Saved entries
>> START

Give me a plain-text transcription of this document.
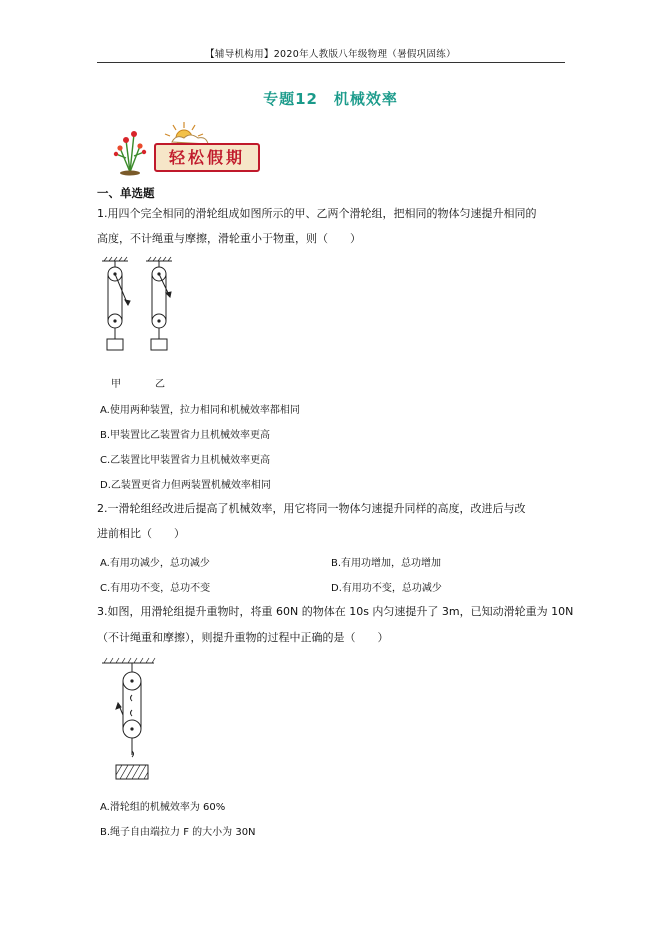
【辅导机构用】2020年人教版八年级物理（暑假巩固练）
专题12　机械效率
轻松假期
一、单选题
1.用四个完全相同的滑轮组成如图所示的甲、乙两个滑轮组，把相同的物体匀速提升相同的
高度，不计绳重与摩擦，滑轮重小于物重，则（　　）
甲	乙
A.使用两种装置，拉力相同和机械效率都相同
B.甲装置比乙装置省力且机械效率更高
C.乙装置比甲装置省力且机械效率更高
D.乙装置更省力但两装置机械效率相同
2.一滑轮组经改进后提高了机械效率，用它将同一物体匀速提升同样的高度，改进后与改
进前相比（　　）
A.有用功减少，总功减少	B.有用功增加，总功增加
C.有用功不变，总功不变	D.有用功不变，总功减少
3.如图，用滑轮组提升重物时，将重 60N 的物体在 10s 内匀速提升了 3m，已知动滑轮重为 10N
（不计绳重和摩擦），则提升重物的过程中正确的是（　　）
A.滑轮组的机械效率为 60%
B.绳子自由端拉力 F 的大小为 30N
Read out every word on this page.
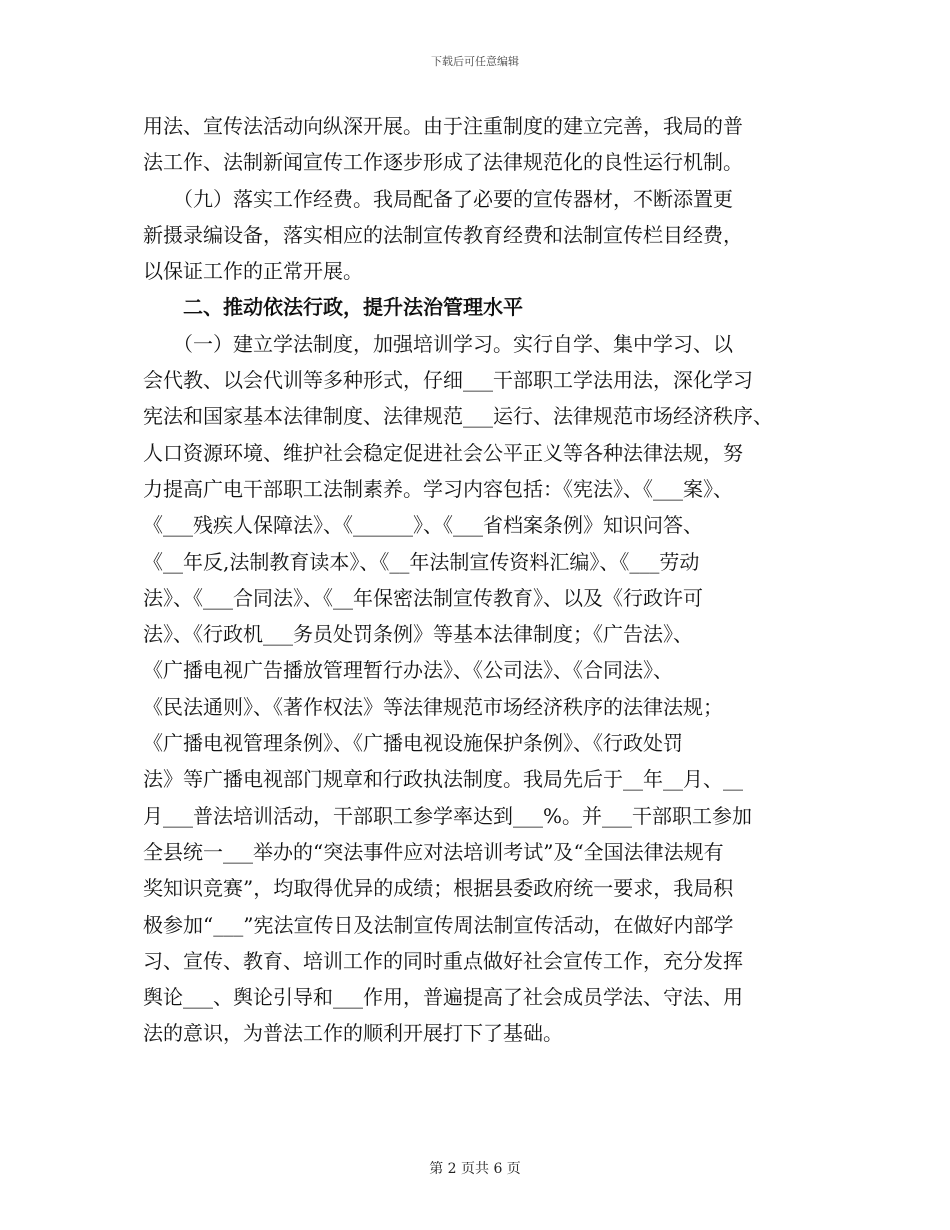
下载后可任意编辑
用法、宣传法活动向纵深开展。由于注重制度的建立完善，我局的普
法工作、法制新闻宣传工作逐步形成了法律规范化的良性运行机制。
　　（九）落实工作经费。我局配备了必要的宣传器材，不断添置更
新摄录编设备，落实相应的法制宣传教育经费和法制宣传栏目经费，
以保证工作的正常开展。
　　二、推动依法行政，提升法治管理水平
　　（一）建立学法制度，加强培训学习。实行自学、集中学习、以
会代教、以会代训等多种形式，仔细___干部职工学法用法，深化学习
宪法和国家基本法律制度、法律规范___运行、法律规范市场经济秩序、
人口资源环境、维护社会稳定促进社会公平正义等各种法律法规，努
力提高广电干部职工法制素养。学习内容包括：《宪法》、《___案》、
《___残疾人保障法》、《______》、《___省档案条例》知识问答、
《__年反,法制教育读本》、《__年法制宣传资料汇编》、《___劳动
法》、《___合同法》、《__年保密法制宣传教育》、以及《行政许可
法》、《行政机___务员处罚条例》等基本法律制度；《广告法》、
《广播电视广告播放管理暂行办法》、《公司法》、《合同法》、
《民法通则》、《著作权法》等法律规范市场经济秩序的法律法规；
《广播电视管理条例》、《广播电视设施保护条例》、《行政处罚
法》等广播电视部门规章和行政执法制度。我局先后于__年__月、__
月___普法培训活动，干部职工参学率达到___%。并___干部职工参加
全县统一___举办的“突法事件应对法培训考试”及“全国法律法规有
奖知识竞赛”，均取得优异的成绩；根据县委政府统一要求，我局积
极参加“___”宪法宣传日及法制宣传周法制宣传活动，在做好内部学
习、宣传、教育、培训工作的同时重点做好社会宣传工作，充分发挥
舆论___、舆论引导和___作用，普遍提高了社会成员学法、守法、用
法的意识，为普法工作的顺利开展打下了基础。
第 2 页共 6 页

>> END

• Problem to solve
Every entry above needs to be retyped exactly; drop the pictures.

• Solution to this exercise
Give me a plain-text transcription of this document.
【辅导机构用】2020年人教版八年级物理（暑假巩固练）
专题12　机械效率
轻松假期
一、单选题
1.用四个完全相同的滑轮组成如图所示的甲、乙两个滑轮组，把相同的物体匀速提升相同的
高度，不计绳重与摩擦，滑轮重小于物重，则（　　）
甲	乙
A.使用两种装置，拉力相同和机械效率都相同
B.甲装置比乙装置省力且机械效率更高
C.乙装置比甲装置省力且机械效率更高
D.乙装置更省力但两装置机械效率相同
2.一滑轮组经改进后提高了机械效率，用它将同一物体匀速提升同样的高度，改进后与改
进前相比（　　）
A.有用功减少，总功减少	B.有用功增加，总功增加
C.有用功不变，总功不变	D.有用功不变，总功减少
3.如图，用滑轮组提升重物时，将重 60N 的物体在 10s 内匀速提升了 3m，已知动滑轮重为 10N
（不计绳重和摩擦），则提升重物的过程中正确的是（　　）
A.滑轮组的机械效率为 60%
B.绳子自由端拉力 F 的大小为 30N
Read out every word on this page.
下载后可任意编辑
用法、宣传法活动向纵深开展。由于注重制度的建立完善，我局的普
法工作、法制新闻宣传工作逐步形成了法律规范化的良性运行机制。
　　（九）落实工作经费。我局配备了必要的宣传器材，不断添置更
新摄录编设备，落实相应的法制宣传教育经费和法制宣传栏目经费，
以保证工作的正常开展。
　　二、推动依法行政，提升法治管理水平
　　（一）建立学法制度，加强培训学习。实行自学、集中学习、以
会代教、以会代训等多种形式，仔细___干部职工学法用法，深化学习
宪法和国家基本法律制度、法律规范___运行、法律规范市场经济秩序、
人口资源环境、维护社会稳定促进社会公平正义等各种法律法规，努
力提高广电干部职工法制素养。学习内容包括：《宪法》、《___案》、
《___残疾人保障法》、《______》、《___省档案条例》知识问答、
《__年反,法制教育读本》、《__年法制宣传资料汇编》、《___劳动
法》、《___合同法》、《__年保密法制宣传教育》、以及《行政许可
法》、《行政机___务员处罚条例》等基本法律制度；《广告法》、
《广播电视广告播放管理暂行办法》、《公司法》、《合同法》、
《民法通则》、《著作权法》等法律规范市场经济秩序的法律法规；
《广播电视管理条例》、《广播电视设施保护条例》、《行政处罚
法》等广播电视部门规章和行政执法制度。我局先后于__年__月、__
月___普法培训活动，干部职工参学率达到___%。并___干部职工参加
全县统一___举办的“突法事件应对法培训考试”及“全国法律法规有
奖知识竞赛”，均取得优异的成绩；根据县委政府统一要求，我局积
极参加“___”宪法宣传日及法制宣传周法制宣传活动，在做好内部学
习、宣传、教育、培训工作的同时重点做好社会宣传工作，充分发挥
舆论___、舆论引导和___作用，普遍提高了社会成员学法、守法、用
法的意识，为普法工作的顺利开展打下了基础。
第 2 页共 6 页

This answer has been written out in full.